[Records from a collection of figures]
^^^^^^^^^^^^^^^^
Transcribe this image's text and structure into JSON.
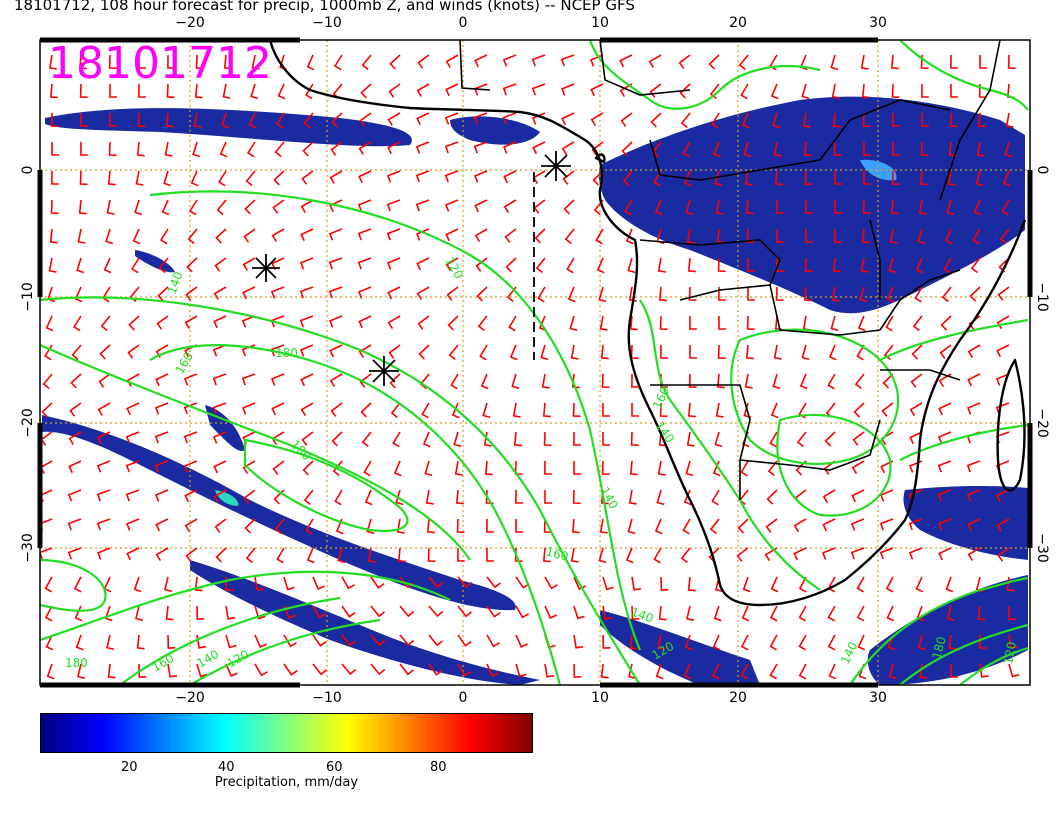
{
  "title": "18101712, 108 hour forecast for precip, 1000mb Z, and winds (knots) -- NCEP GFS",
  "stamp": "18101712",
  "axes": {
    "lon_ticks": [
      {
        "value": -20,
        "label": "−20"
      },
      {
        "value": -10,
        "label": "−10"
      },
      {
        "value": 0,
        "label": "0"
      },
      {
        "value": 10,
        "label": "10"
      },
      {
        "value": 20,
        "label": "20"
      },
      {
        "value": 30,
        "label": "30"
      }
    ],
    "lat_ticks": [
      {
        "value": 0,
        "label": "0"
      },
      {
        "value": -10,
        "label": "−10"
      },
      {
        "value": -20,
        "label": "−20"
      },
      {
        "value": -30,
        "label": "−30"
      }
    ],
    "lon_range": [
      -30,
      40
    ],
    "lat_range": [
      -40,
      10
    ]
  },
  "contour_labels": {
    "v120": "120",
    "v140": "140",
    "v160": "160",
    "v180": "180"
  },
  "colorbar": {
    "ticks": [
      {
        "value": 20,
        "label": "20"
      },
      {
        "value": 40,
        "label": "40"
      },
      {
        "value": 60,
        "label": "60"
      },
      {
        "value": 80,
        "label": "80"
      }
    ],
    "label": "Precipitation, mm/day",
    "range": [
      0,
      100
    ],
    "colors": [
      "#000080",
      "#0000ff",
      "#0080ff",
      "#00ffff",
      "#80ff80",
      "#ffff00",
      "#ff8000",
      "#ff0000",
      "#800000"
    ]
  },
  "colors": {
    "wind_barbs": "#ff0000",
    "contours": "#22dd22",
    "coastline": "#000000",
    "grid": "#d4a020",
    "precip_dark": "#1a2aa0"
  }
}
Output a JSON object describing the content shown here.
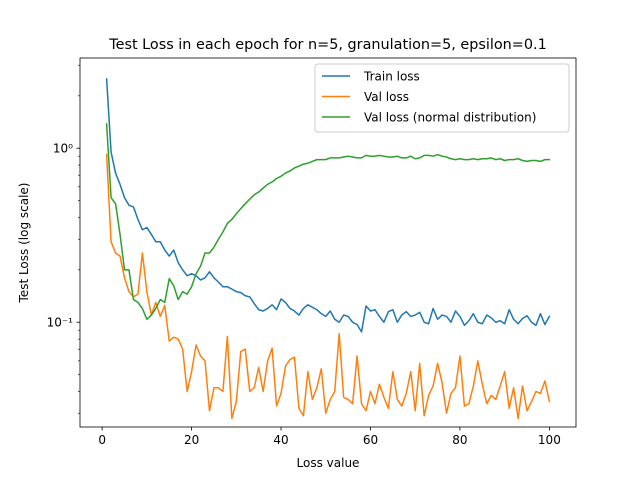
{
  "chart_data": {
    "type": "line",
    "title": "Test Loss in each epoch for n=5, granulation=5, epsilon=0.1",
    "xlabel": "Loss value",
    "ylabel": "Test Loss (log scale)",
    "xlim": [
      -4.95,
      105.95
    ],
    "ylim": [
      0.025,
      3.3
    ],
    "y_scale": "log",
    "x_ticks": [
      0,
      20,
      40,
      60,
      80,
      100
    ],
    "y_ticks": [
      {
        "value": 0.1,
        "label": "10⁻¹"
      },
      {
        "value": 1,
        "label": "10⁰"
      }
    ],
    "grid": false,
    "legend_position": "top-right",
    "x": [
      1,
      2,
      3,
      4,
      5,
      6,
      7,
      8,
      9,
      10,
      11,
      12,
      13,
      14,
      15,
      16,
      17,
      18,
      19,
      20,
      21,
      22,
      23,
      24,
      25,
      26,
      27,
      28,
      29,
      30,
      31,
      32,
      33,
      34,
      35,
      36,
      37,
      38,
      39,
      40,
      41,
      42,
      43,
      44,
      45,
      46,
      47,
      48,
      49,
      50,
      51,
      52,
      53,
      54,
      55,
      56,
      57,
      58,
      59,
      60,
      61,
      62,
      63,
      64,
      65,
      66,
      67,
      68,
      69,
      70,
      71,
      72,
      73,
      74,
      75,
      76,
      77,
      78,
      79,
      80,
      81,
      82,
      83,
      84,
      85,
      86,
      87,
      88,
      89,
      90,
      91,
      92,
      93,
      94,
      95,
      96,
      97,
      98,
      99,
      100
    ],
    "series": [
      {
        "name": "Train loss",
        "color": "#1f77b4",
        "values": [
          2.5,
          0.95,
          0.72,
          0.62,
          0.52,
          0.47,
          0.46,
          0.39,
          0.34,
          0.35,
          0.32,
          0.29,
          0.29,
          0.26,
          0.24,
          0.26,
          0.22,
          0.2,
          0.185,
          0.19,
          0.185,
          0.175,
          0.18,
          0.195,
          0.18,
          0.17,
          0.16,
          0.16,
          0.155,
          0.15,
          0.148,
          0.142,
          0.14,
          0.128,
          0.118,
          0.116,
          0.12,
          0.126,
          0.118,
          0.136,
          0.13,
          0.12,
          0.116,
          0.11,
          0.12,
          0.126,
          0.122,
          0.118,
          0.112,
          0.108,
          0.116,
          0.104,
          0.1,
          0.11,
          0.108,
          0.1,
          0.097,
          0.088,
          0.124,
          0.116,
          0.118,
          0.108,
          0.1,
          0.115,
          0.118,
          0.1,
          0.11,
          0.115,
          0.108,
          0.11,
          0.114,
          0.1,
          0.098,
          0.12,
          0.104,
          0.11,
          0.108,
          0.1,
          0.116,
          0.108,
          0.096,
          0.102,
          0.112,
          0.1,
          0.098,
          0.11,
          0.106,
          0.1,
          0.102,
          0.098,
          0.118,
          0.104,
          0.098,
          0.105,
          0.109,
          0.1,
          0.096,
          0.112,
          0.097,
          0.108
        ]
      },
      {
        "name": "Val loss",
        "color": "#ff7f0e",
        "values": [
          0.92,
          0.29,
          0.25,
          0.24,
          0.18,
          0.15,
          0.14,
          0.145,
          0.25,
          0.15,
          0.11,
          0.13,
          0.108,
          0.125,
          0.078,
          0.082,
          0.08,
          0.07,
          0.04,
          0.052,
          0.074,
          0.064,
          0.06,
          0.031,
          0.042,
          0.042,
          0.04,
          0.083,
          0.028,
          0.035,
          0.068,
          0.07,
          0.04,
          0.042,
          0.055,
          0.04,
          0.06,
          0.071,
          0.033,
          0.039,
          0.056,
          0.061,
          0.063,
          0.032,
          0.029,
          0.052,
          0.036,
          0.042,
          0.054,
          0.03,
          0.036,
          0.04,
          0.086,
          0.037,
          0.036,
          0.034,
          0.064,
          0.034,
          0.031,
          0.04,
          0.034,
          0.044,
          0.037,
          0.032,
          0.052,
          0.036,
          0.033,
          0.039,
          0.052,
          0.031,
          0.058,
          0.029,
          0.038,
          0.043,
          0.058,
          0.045,
          0.03,
          0.039,
          0.042,
          0.064,
          0.033,
          0.034,
          0.043,
          0.06,
          0.044,
          0.034,
          0.038,
          0.036,
          0.043,
          0.052,
          0.032,
          0.042,
          0.028,
          0.043,
          0.031,
          0.035,
          0.04,
          0.039,
          0.046,
          0.035
        ]
      },
      {
        "name": "Val loss (normal distribution)",
        "color": "#2ca02c",
        "values": [
          1.38,
          0.52,
          0.48,
          0.32,
          0.2,
          0.2,
          0.135,
          0.13,
          0.12,
          0.104,
          0.11,
          0.12,
          0.135,
          0.13,
          0.178,
          0.162,
          0.135,
          0.15,
          0.145,
          0.16,
          0.19,
          0.21,
          0.25,
          0.25,
          0.27,
          0.3,
          0.33,
          0.37,
          0.39,
          0.42,
          0.45,
          0.48,
          0.51,
          0.54,
          0.56,
          0.59,
          0.62,
          0.64,
          0.67,
          0.69,
          0.72,
          0.74,
          0.77,
          0.79,
          0.81,
          0.82,
          0.84,
          0.86,
          0.86,
          0.86,
          0.88,
          0.88,
          0.88,
          0.89,
          0.9,
          0.89,
          0.88,
          0.88,
          0.91,
          0.9,
          0.9,
          0.91,
          0.9,
          0.89,
          0.89,
          0.9,
          0.88,
          0.88,
          0.9,
          0.87,
          0.88,
          0.91,
          0.91,
          0.9,
          0.92,
          0.9,
          0.89,
          0.87,
          0.86,
          0.87,
          0.86,
          0.86,
          0.87,
          0.86,
          0.87,
          0.87,
          0.88,
          0.86,
          0.87,
          0.85,
          0.86,
          0.86,
          0.87,
          0.85,
          0.84,
          0.85,
          0.85,
          0.84,
          0.86,
          0.86
        ]
      }
    ]
  }
}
^^^^^^^^^^^^^^^^
Exercise aim
From the entries above, extract each line containing "name".

Problem solution
        "name": "Train loss",
        "name": "Val loss",
        "name": "Val loss (normal distribution)",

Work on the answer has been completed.